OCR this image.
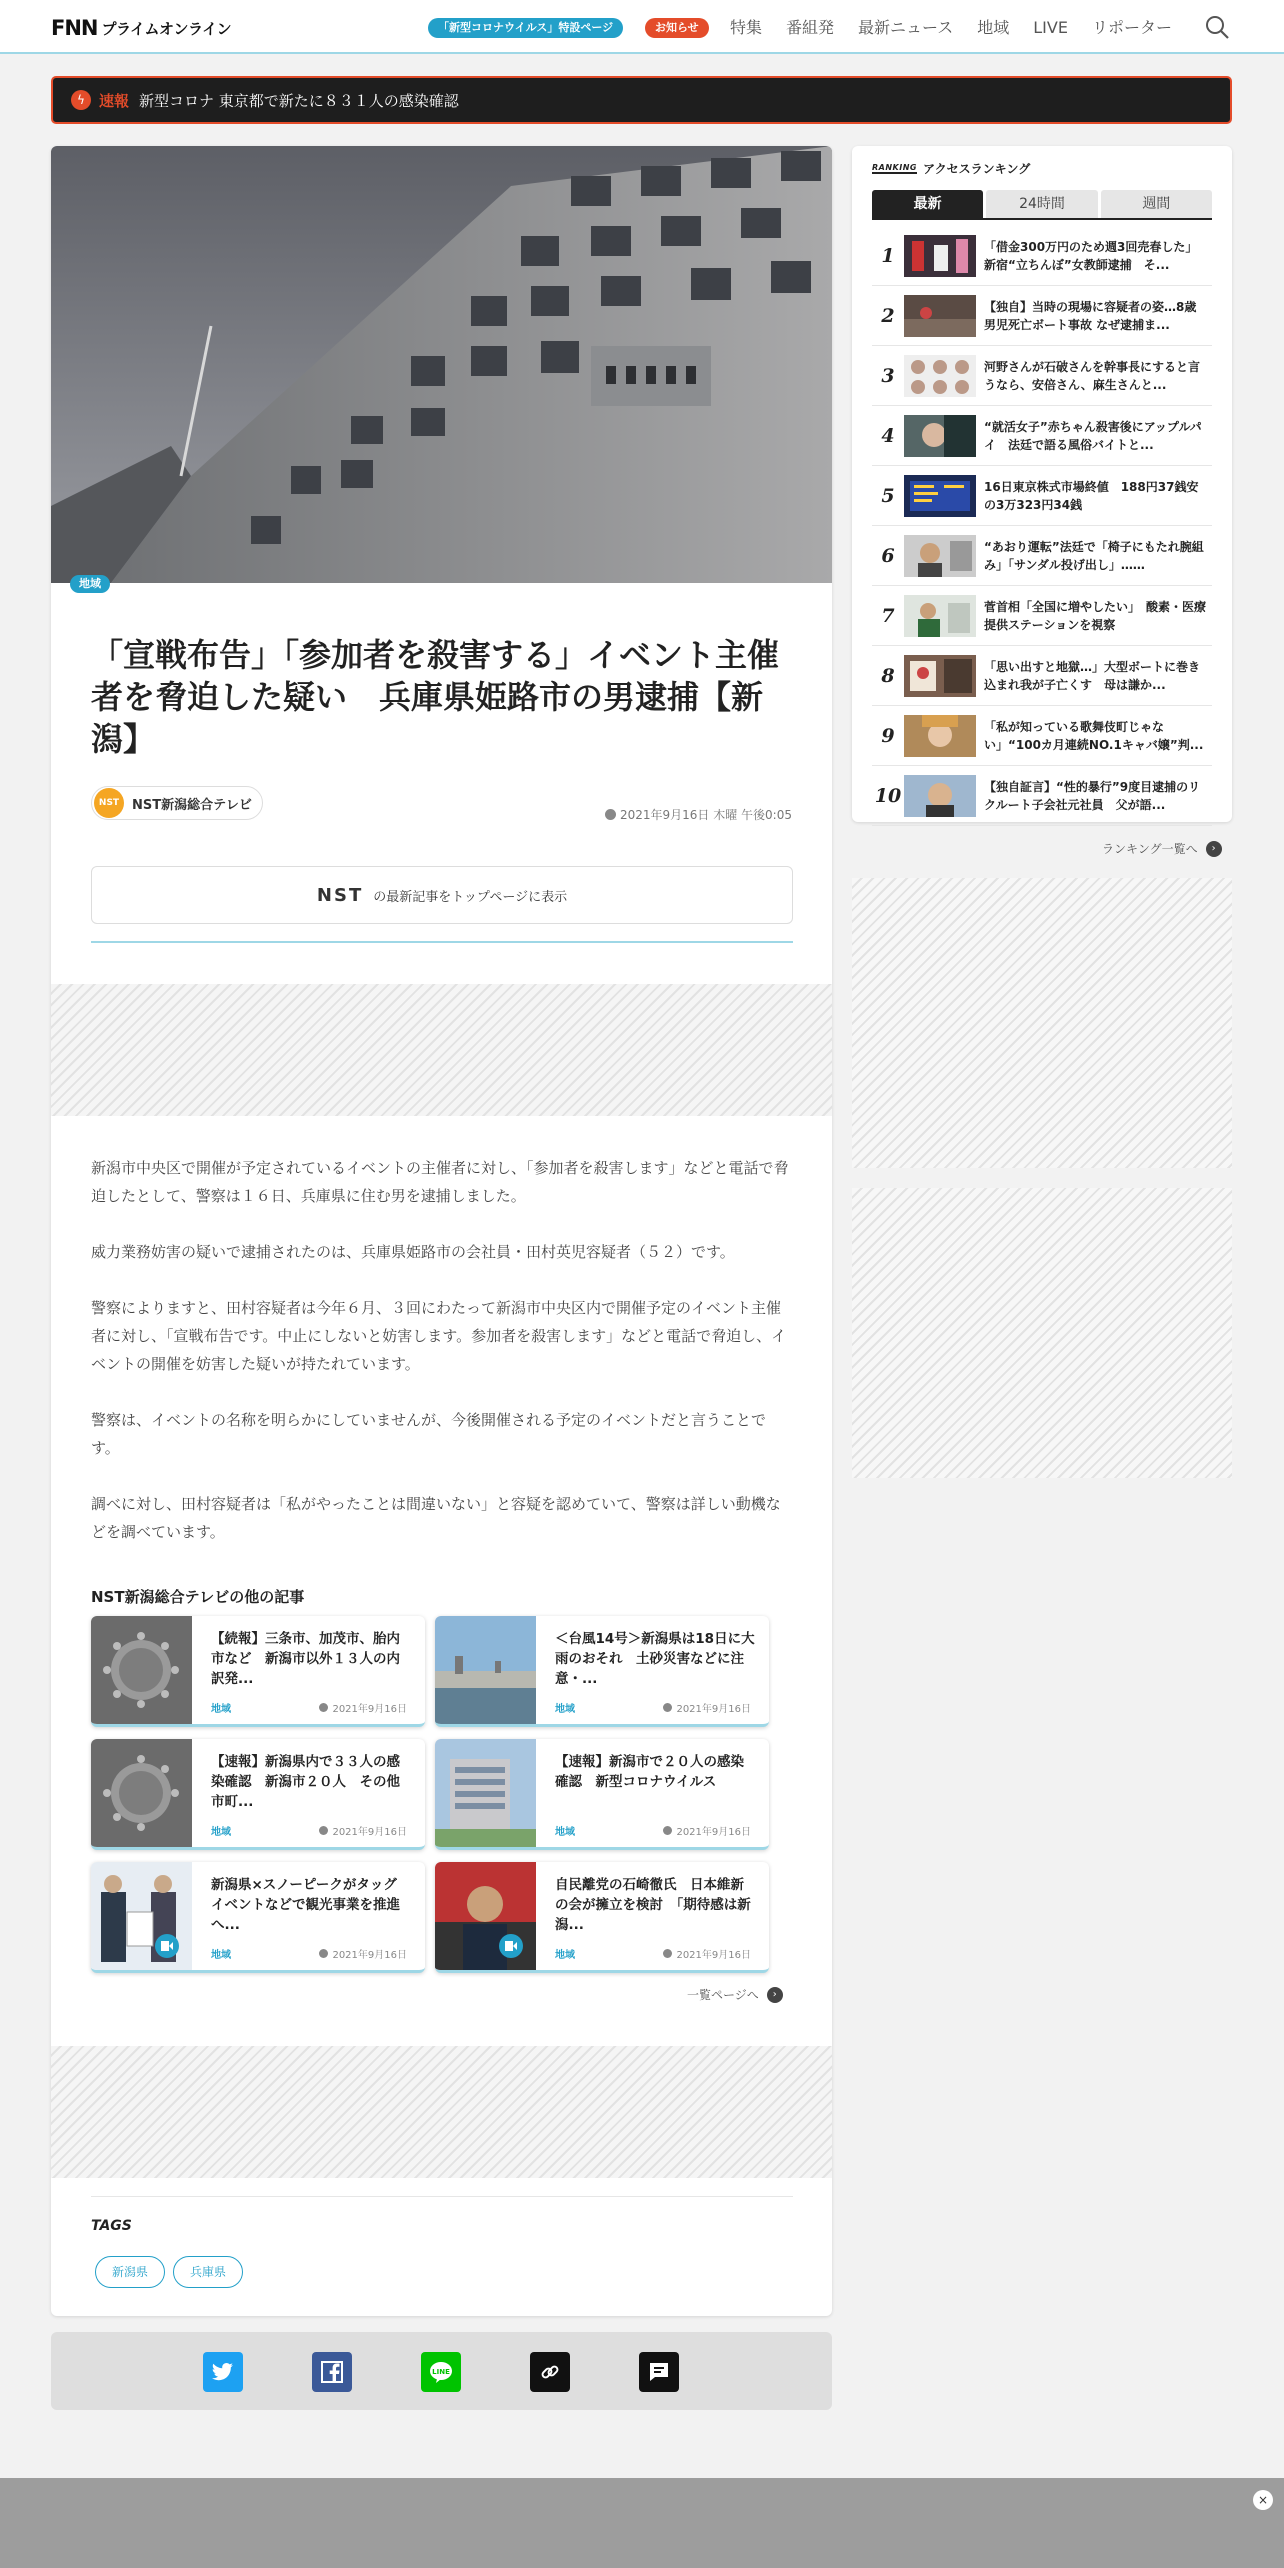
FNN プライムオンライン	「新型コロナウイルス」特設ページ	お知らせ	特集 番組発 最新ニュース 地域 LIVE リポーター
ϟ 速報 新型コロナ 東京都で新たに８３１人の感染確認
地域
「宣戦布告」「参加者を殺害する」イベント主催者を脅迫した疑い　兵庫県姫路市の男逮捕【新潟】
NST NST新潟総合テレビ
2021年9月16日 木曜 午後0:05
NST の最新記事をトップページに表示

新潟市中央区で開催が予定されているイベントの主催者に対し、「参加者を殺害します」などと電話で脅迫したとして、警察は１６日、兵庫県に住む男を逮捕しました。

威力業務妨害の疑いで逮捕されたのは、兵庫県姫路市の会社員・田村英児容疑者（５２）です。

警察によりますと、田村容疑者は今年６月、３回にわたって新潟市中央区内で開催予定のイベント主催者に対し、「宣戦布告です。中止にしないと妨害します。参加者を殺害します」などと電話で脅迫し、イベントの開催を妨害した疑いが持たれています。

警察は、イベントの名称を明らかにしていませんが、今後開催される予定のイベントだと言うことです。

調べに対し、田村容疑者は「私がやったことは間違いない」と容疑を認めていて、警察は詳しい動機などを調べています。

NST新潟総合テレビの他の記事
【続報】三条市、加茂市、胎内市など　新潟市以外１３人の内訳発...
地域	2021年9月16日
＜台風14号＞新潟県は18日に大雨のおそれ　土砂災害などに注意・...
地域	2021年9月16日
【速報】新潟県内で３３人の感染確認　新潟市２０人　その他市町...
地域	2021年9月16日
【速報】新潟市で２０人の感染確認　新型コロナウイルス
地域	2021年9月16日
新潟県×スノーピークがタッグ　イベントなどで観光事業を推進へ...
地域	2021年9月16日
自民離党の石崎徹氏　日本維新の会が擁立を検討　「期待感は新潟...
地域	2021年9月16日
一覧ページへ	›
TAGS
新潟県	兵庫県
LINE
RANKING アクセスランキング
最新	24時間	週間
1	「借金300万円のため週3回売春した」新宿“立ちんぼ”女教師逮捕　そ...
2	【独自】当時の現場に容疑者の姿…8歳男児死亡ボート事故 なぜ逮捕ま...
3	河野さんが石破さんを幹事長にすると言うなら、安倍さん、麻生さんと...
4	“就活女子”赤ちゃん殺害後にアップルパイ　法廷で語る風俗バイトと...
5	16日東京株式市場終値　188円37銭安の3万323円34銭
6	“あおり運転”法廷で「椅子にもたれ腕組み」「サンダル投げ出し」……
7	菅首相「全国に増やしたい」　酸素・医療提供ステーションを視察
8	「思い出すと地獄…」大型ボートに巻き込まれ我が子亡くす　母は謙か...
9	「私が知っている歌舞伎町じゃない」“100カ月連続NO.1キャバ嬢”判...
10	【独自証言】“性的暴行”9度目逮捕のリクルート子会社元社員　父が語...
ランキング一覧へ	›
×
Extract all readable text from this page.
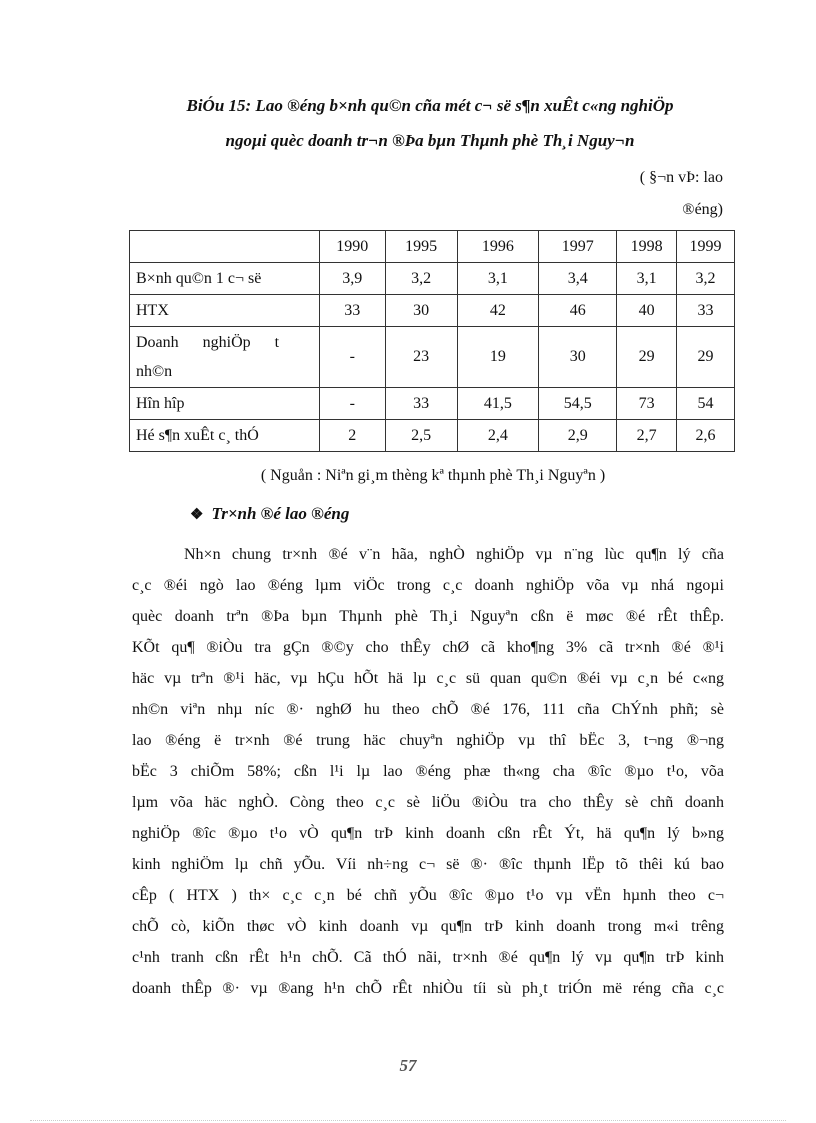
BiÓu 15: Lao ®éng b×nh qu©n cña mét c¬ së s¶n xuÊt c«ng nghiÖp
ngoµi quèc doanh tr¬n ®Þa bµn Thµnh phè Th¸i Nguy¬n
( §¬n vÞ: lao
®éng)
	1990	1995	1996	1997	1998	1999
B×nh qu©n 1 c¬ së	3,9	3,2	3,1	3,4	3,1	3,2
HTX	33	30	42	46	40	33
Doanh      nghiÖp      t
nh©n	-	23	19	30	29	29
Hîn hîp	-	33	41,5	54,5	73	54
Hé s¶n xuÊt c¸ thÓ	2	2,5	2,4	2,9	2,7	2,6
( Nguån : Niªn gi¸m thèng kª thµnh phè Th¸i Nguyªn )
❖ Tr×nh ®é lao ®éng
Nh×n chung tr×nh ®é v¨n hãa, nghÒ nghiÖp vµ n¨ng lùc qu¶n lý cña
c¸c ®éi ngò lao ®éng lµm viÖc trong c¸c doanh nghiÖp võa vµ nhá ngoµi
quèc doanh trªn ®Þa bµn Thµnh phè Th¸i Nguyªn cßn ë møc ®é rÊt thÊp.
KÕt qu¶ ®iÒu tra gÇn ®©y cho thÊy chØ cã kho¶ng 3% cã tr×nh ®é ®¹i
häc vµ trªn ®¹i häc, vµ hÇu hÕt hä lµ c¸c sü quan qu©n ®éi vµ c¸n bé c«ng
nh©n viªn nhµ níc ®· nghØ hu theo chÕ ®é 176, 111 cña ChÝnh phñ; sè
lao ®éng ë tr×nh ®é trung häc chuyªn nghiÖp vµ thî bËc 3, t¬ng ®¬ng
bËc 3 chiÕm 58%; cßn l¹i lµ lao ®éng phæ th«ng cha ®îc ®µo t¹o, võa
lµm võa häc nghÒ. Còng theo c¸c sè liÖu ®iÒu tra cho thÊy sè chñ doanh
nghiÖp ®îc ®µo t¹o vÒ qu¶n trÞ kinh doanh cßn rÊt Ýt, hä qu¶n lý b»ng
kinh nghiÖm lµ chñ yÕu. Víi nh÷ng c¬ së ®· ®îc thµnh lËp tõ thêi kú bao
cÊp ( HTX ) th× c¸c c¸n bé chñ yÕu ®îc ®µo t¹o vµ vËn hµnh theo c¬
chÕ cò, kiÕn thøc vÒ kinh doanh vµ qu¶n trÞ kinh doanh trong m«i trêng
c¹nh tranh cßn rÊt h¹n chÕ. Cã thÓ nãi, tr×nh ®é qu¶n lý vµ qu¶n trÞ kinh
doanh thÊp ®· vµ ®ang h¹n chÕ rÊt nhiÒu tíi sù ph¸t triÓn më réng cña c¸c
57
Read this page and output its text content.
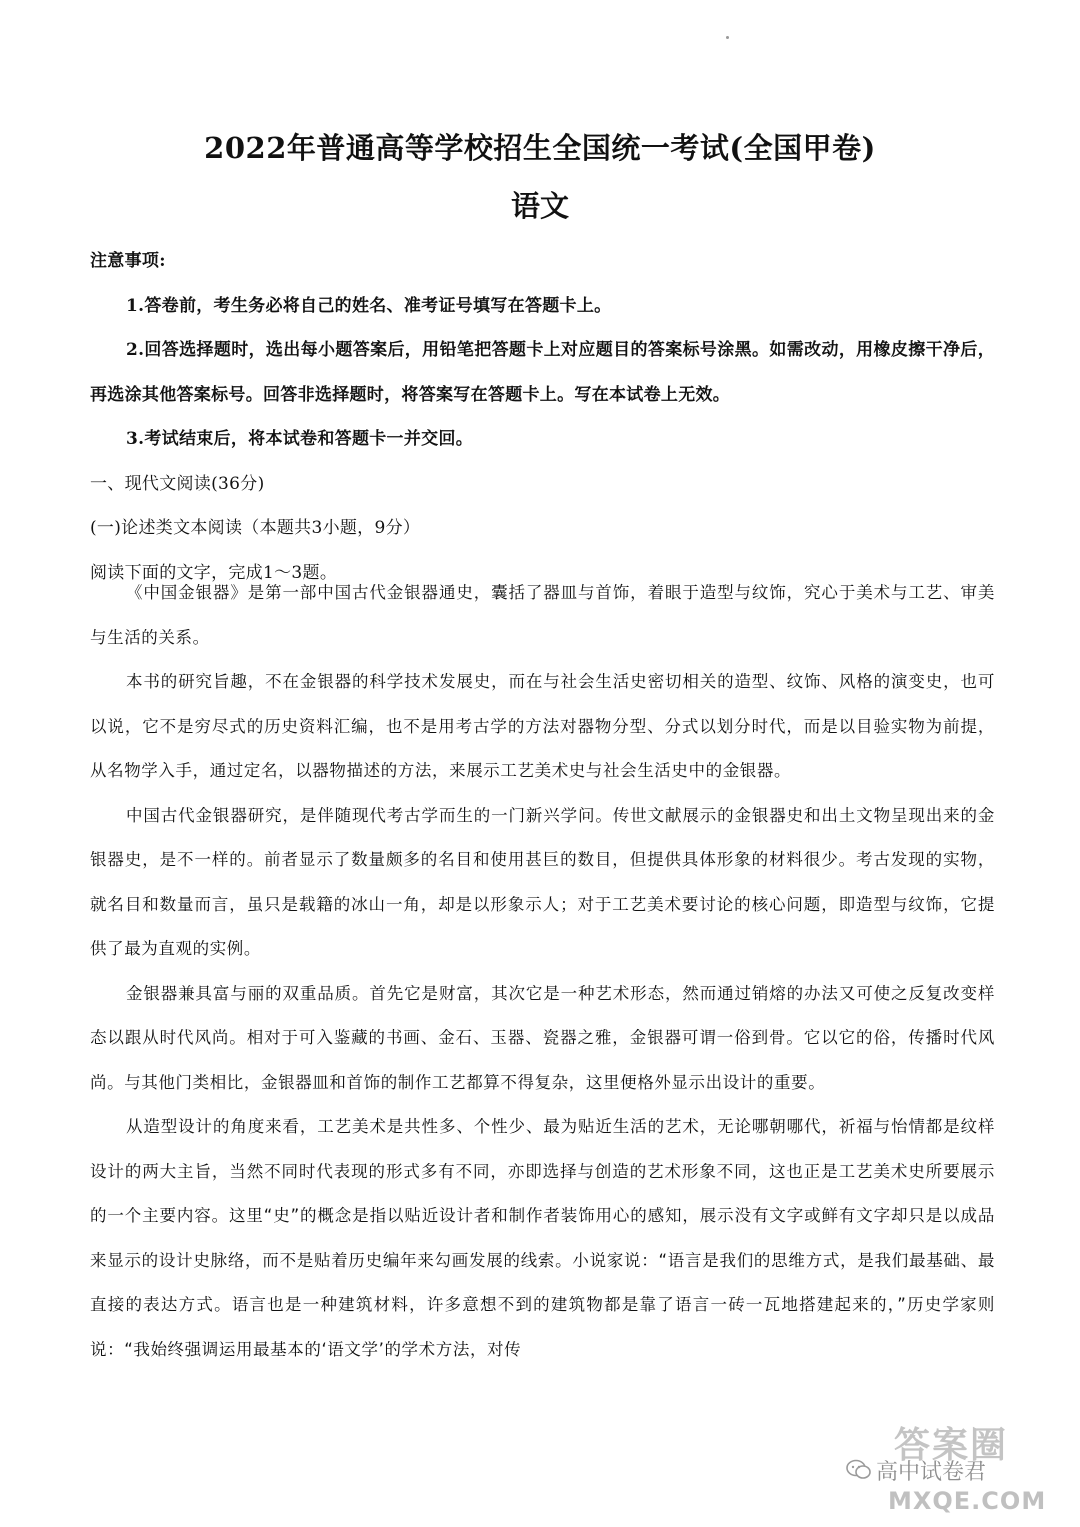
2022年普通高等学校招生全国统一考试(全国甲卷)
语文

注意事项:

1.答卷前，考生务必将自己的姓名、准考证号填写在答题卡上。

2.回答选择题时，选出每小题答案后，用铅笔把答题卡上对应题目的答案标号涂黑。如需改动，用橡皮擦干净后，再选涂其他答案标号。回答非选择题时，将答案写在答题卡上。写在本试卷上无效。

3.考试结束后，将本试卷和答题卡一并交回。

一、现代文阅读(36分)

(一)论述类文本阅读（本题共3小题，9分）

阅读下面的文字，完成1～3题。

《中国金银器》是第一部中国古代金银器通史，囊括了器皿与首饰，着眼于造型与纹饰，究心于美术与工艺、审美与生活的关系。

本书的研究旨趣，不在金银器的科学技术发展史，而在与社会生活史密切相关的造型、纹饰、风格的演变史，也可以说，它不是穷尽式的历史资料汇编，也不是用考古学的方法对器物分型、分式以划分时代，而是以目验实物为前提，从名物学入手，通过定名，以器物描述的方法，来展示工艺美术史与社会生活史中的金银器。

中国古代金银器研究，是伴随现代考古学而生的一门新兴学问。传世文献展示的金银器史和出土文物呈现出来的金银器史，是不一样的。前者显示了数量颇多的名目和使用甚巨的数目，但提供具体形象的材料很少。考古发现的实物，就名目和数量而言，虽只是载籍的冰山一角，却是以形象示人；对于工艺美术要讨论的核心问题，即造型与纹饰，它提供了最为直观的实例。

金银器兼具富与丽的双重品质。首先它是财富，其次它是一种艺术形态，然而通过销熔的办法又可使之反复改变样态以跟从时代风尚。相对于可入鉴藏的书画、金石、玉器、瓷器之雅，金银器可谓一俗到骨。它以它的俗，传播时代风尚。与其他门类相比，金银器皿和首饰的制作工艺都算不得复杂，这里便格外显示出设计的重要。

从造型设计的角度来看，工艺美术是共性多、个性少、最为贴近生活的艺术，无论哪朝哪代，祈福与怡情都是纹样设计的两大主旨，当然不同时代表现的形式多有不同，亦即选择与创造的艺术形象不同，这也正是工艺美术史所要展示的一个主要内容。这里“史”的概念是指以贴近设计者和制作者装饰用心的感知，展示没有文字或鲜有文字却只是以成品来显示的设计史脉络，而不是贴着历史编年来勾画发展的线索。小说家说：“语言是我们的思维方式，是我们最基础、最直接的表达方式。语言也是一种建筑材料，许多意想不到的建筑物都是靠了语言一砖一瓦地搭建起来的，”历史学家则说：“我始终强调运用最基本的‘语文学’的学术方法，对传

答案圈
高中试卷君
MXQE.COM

..........

_WHAT YOU NEED TO DO_: Using the listing above, locate the lines that hold "thÊp" and copy each one.

_SOLUTION BELOW_:
quèc doanh trªn ®Þa bµn Thµnh phè Th¸i Nguyªn cßn ë møc ®é rÊt thÊp.
doanh thÊp ®· vµ ®ang h¹n chÕ rÊt nhiÒu tíi sù ph¸t triÓn më réng cña c¸c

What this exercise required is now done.